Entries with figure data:
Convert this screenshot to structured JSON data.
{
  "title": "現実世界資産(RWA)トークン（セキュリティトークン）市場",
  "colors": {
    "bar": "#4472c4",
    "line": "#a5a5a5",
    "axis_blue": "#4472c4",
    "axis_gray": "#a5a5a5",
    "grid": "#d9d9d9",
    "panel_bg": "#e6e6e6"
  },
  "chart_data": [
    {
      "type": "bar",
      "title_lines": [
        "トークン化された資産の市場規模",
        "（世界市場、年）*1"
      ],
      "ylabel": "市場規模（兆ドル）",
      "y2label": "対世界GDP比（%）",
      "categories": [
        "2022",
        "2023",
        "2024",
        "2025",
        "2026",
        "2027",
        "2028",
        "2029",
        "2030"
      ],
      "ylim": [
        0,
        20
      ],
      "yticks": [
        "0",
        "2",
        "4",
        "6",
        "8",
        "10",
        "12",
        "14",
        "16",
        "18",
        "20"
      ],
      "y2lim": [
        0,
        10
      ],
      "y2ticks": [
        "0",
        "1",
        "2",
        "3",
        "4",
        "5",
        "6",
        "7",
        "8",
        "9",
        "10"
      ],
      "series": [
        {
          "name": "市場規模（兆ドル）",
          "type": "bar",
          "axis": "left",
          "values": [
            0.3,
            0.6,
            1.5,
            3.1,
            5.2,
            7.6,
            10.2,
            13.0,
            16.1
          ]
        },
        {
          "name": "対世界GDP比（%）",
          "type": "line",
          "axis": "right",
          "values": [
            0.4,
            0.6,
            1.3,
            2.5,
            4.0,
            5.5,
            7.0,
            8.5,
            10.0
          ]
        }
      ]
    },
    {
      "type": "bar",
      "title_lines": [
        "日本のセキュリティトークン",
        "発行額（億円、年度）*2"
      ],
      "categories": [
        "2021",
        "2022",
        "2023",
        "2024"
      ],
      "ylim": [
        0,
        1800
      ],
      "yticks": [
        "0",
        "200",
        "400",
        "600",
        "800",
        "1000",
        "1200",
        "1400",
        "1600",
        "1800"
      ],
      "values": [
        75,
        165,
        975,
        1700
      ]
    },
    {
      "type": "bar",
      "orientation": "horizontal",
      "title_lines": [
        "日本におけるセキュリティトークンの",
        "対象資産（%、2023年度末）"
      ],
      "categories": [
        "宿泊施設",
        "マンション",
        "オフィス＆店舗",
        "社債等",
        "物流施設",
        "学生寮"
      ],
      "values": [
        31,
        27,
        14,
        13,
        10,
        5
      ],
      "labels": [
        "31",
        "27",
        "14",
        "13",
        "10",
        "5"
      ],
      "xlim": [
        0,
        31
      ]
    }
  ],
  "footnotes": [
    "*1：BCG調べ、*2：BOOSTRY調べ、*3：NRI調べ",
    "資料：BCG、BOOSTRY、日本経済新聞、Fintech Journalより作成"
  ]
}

Task details:
Write the listing out again, exactly as it reads.

Full solution:
Convert this screenshot to structured JSON data.
{
  "title": "現実世界資産(RWA)トークン（セキュリティトークン）市場",
  "colors": {
    "bar": "#4472c4",
    "line": "#a5a5a5",
    "axis_blue": "#4472c4",
    "axis_gray": "#a5a5a5",
    "grid": "#d9d9d9",
    "panel_bg": "#e6e6e6"
  },
  "chart_data": [
    {
      "type": "bar",
      "title_lines": [
        "トークン化された資産の市場規模",
        "（世界市場、年）*1"
      ],
      "ylabel": "市場規模（兆ドル）",
      "y2label": "対世界GDP比（%）",
      "categories": [
        "2022",
        "2023",
        "2024",
        "2025",
        "2026",
        "2027",
        "2028",
        "2029",
        "2030"
      ],
      "ylim": [
        0,
        20
      ],
      "yticks": [
        "0",
        "2",
        "4",
        "6",
        "8",
        "10",
        "12",
        "14",
        "16",
        "18",
        "20"
      ],
      "y2lim": [
        0,
        10
      ],
      "y2ticks": [
        "0",
        "1",
        "2",
        "3",
        "4",
        "5",
        "6",
        "7",
        "8",
        "9",
        "10"
      ],
      "series": [
        {
          "name": "市場規模（兆ドル）",
          "type": "bar",
          "axis": "left",
          "values": [
            0.3,
            0.6,
            1.5,
            3.1,
            5.2,
            7.6,
            10.2,
            13.0,
            16.1
          ]
        },
        {
          "name": "対世界GDP比（%）",
          "type": "line",
          "axis": "right",
          "values": [
            0.4,
            0.6,
            1.3,
            2.5,
            4.0,
            5.5,
            7.0,
            8.5,
            10.0
          ]
        }
      ]
    },
    {
      "type": "bar",
      "title_lines": [
        "日本のセキュリティトークン",
        "発行額（億円、年度）*2"
      ],
      "categories": [
        "2021",
        "2022",
        "2023",
        "2024"
      ],
      "ylim": [
        0,
        1800
      ],
      "yticks": [
        "0",
        "200",
        "400",
        "600",
        "800",
        "1000",
        "1200",
        "1400",
        "1600",
        "1800"
      ],
      "values": [
        75,
        165,
        975,
        1700
      ]
    },
    {
      "type": "bar",
      "orientation": "horizontal",
      "title_lines": [
        "日本におけるセキュリティトークンの",
        "対象資産（%、2023年度末）"
      ],
      "categories": [
        "宿泊施設",
        "マンション",
        "オフィス＆店舗",
        "社債等",
        "物流施設",
        "学生寮"
      ],
      "values": [
        31,
        27,
        14,
        13,
        10,
        5
      ],
      "labels": [
        "31",
        "27",
        "14",
        "13",
        "10",
        "5"
      ],
      "xlim": [
        0,
        31
      ]
    }
  ],
  "footnotes": [
    "*1：BCG調べ、*2：BOOSTRY調べ、*3：NRI調べ",
    "資料：BCG、BOOSTRY、日本経済新聞、Fintech Journalより作成"
  ]
}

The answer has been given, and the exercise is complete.